Without the pictures, output the records below word for word.
========================================================================
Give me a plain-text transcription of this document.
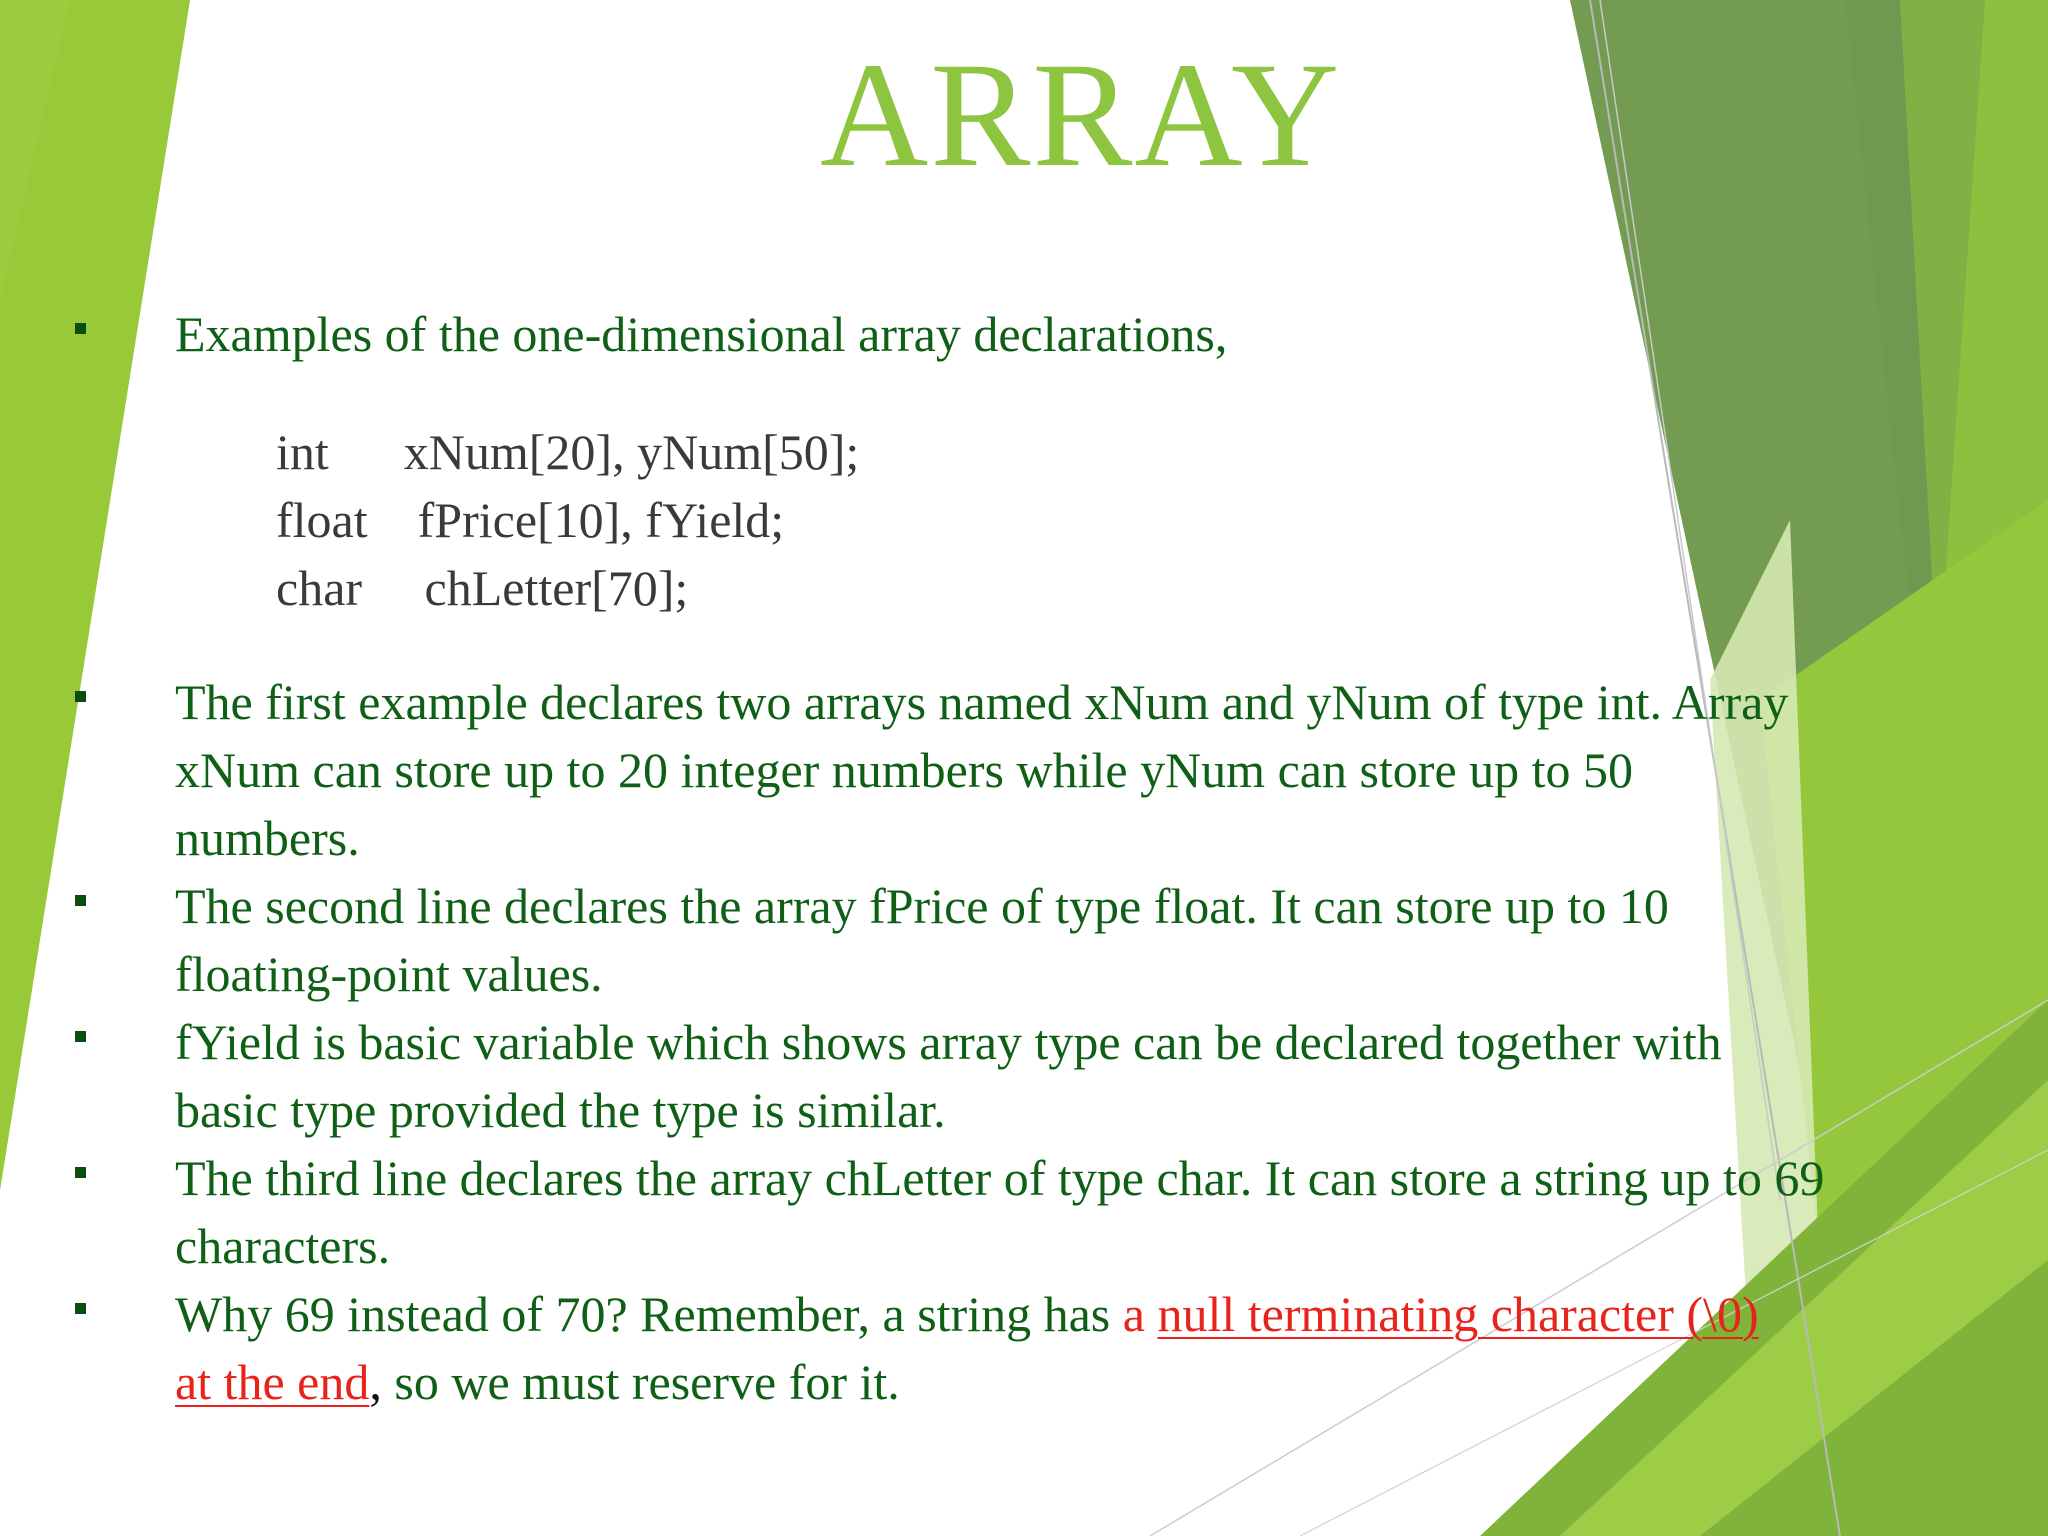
ARRAY

Examples of the one-dimensional array declarations,

int      xNum[20], yNum[50];

float    fPrice[10], fYield;

char     chLetter[70];

The first example declares two arrays named xNum and yNum of type int. Array xNum can store up to 20 integer numbers while yNum can store up to 50 numbers.

The second line declares the array fPrice of type float. It can store up to 10 floating-point values.

fYield is basic variable which shows array type can be declared together with basic type provided the type is similar.

The third line declares the array chLetter of type char. It can store a string up to 69 characters.

Why 69 instead of 70? Remember, a string has a null terminating character (\0) at the end, so we must reserve for it.
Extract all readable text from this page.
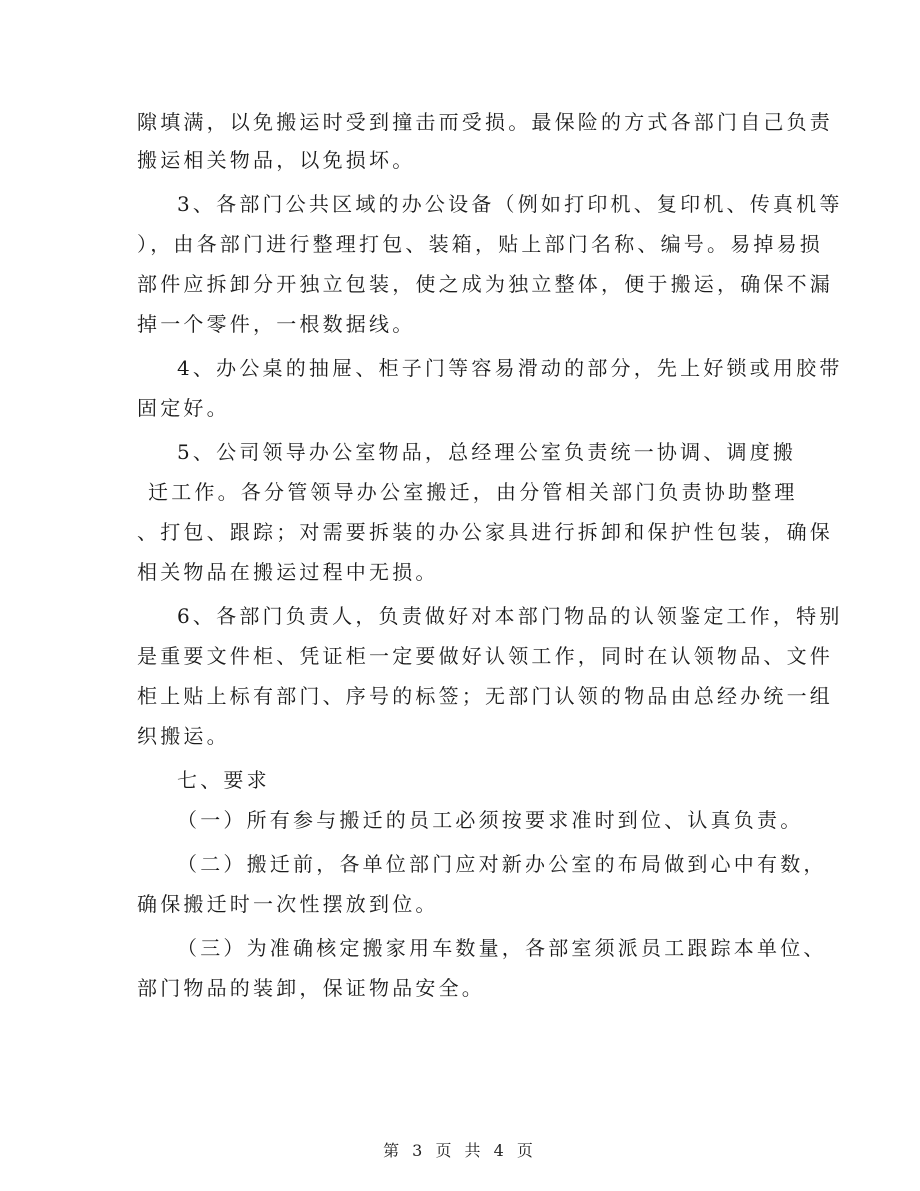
隙填满，以免搬运时受到撞击而受损。最保险的方式各部门自己负责
搬运相关物品，以免损坏。
3、各部门公共区域的办公设备（例如打印机、复印机、传真机等
），由各部门进行整理打包、装箱，贴上部门名称、编号。易掉易损
部件应拆卸分开独立包装，使之成为独立整体，便于搬运，确保不漏
掉一个零件，一根数据线。
4、办公桌的抽屉、柜子门等容易滑动的部分，先上好锁或用胶带
固定好。
5、公司领导办公室物品，总经理公室负责统一协调、调度搬
迁工作。各分管领导办公室搬迁，由分管相关部门负责协助整理
、打包、跟踪；对需要拆装的办公家具进行拆卸和保护性包装，确保
相关物品在搬运过程中无损。
6、各部门负责人，负责做好对本部门物品的认领鉴定工作，特别
是重要文件柜、凭证柜一定要做好认领工作，同时在认领物品、文件
柜上贴上标有部门、序号的标签；无部门认领的物品由总经办统一组
织搬运。
七、要求
（一）所有参与搬迁的员工必须按要求准时到位、认真负责。
（二）搬迁前，各单位部门应对新办公室的布局做到心中有数，
确保搬迁时一次性摆放到位。
（三）为准确核定搬家用车数量，各部室须派员工跟踪本单位、
部门物品的装卸，保证物品安全。
第 3 页 共 4 页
========================================================================
**Correct output**
Give me a plain-text transcription of this document.
ARRAY

Examples of the one-dimensional array declarations,

int      xNum[20], yNum[50];

float    fPrice[10], fYield;

char     chLetter[70];

The first example declares two arrays named xNum and yNum of type int. Array xNum can store up to 20 integer numbers while yNum can store up to 50 numbers.

The second line declares the array fPrice of type float. It can store up to 10 floating-point values.

fYield is basic variable which shows array type can be declared together with basic type provided the type is similar.

The third line declares the array chLetter of type char. It can store a string up to 69 characters.

Why 69 instead of 70? Remember, a string has a null terminating character (\0) at the end, so we must reserve for it.
Extract all readable text from this page.
隙填满，以免搬运时受到撞击而受损。最保险的方式各部门自己负责
搬运相关物品，以免损坏。
3、各部门公共区域的办公设备（例如打印机、复印机、传真机等
），由各部门进行整理打包、装箱，贴上部门名称、编号。易掉易损
部件应拆卸分开独立包装，使之成为独立整体，便于搬运，确保不漏
掉一个零件，一根数据线。
4、办公桌的抽屉、柜子门等容易滑动的部分，先上好锁或用胶带
固定好。
5、公司领导办公室物品，总经理公室负责统一协调、调度搬
迁工作。各分管领导办公室搬迁，由分管相关部门负责协助整理
、打包、跟踪；对需要拆装的办公家具进行拆卸和保护性包装，确保
相关物品在搬运过程中无损。
6、各部门负责人，负责做好对本部门物品的认领鉴定工作，特别
是重要文件柜、凭证柜一定要做好认领工作，同时在认领物品、文件
柜上贴上标有部门、序号的标签；无部门认领的物品由总经办统一组
织搬运。
七、要求
（一）所有参与搬迁的员工必须按要求准时到位、认真负责。
（二）搬迁前，各单位部门应对新办公室的布局做到心中有数，
确保搬迁时一次性摆放到位。
（三）为准确核定搬家用车数量，各部室须派员工跟踪本单位、
部门物品的装卸，保证物品安全。
第 3 页 共 4 页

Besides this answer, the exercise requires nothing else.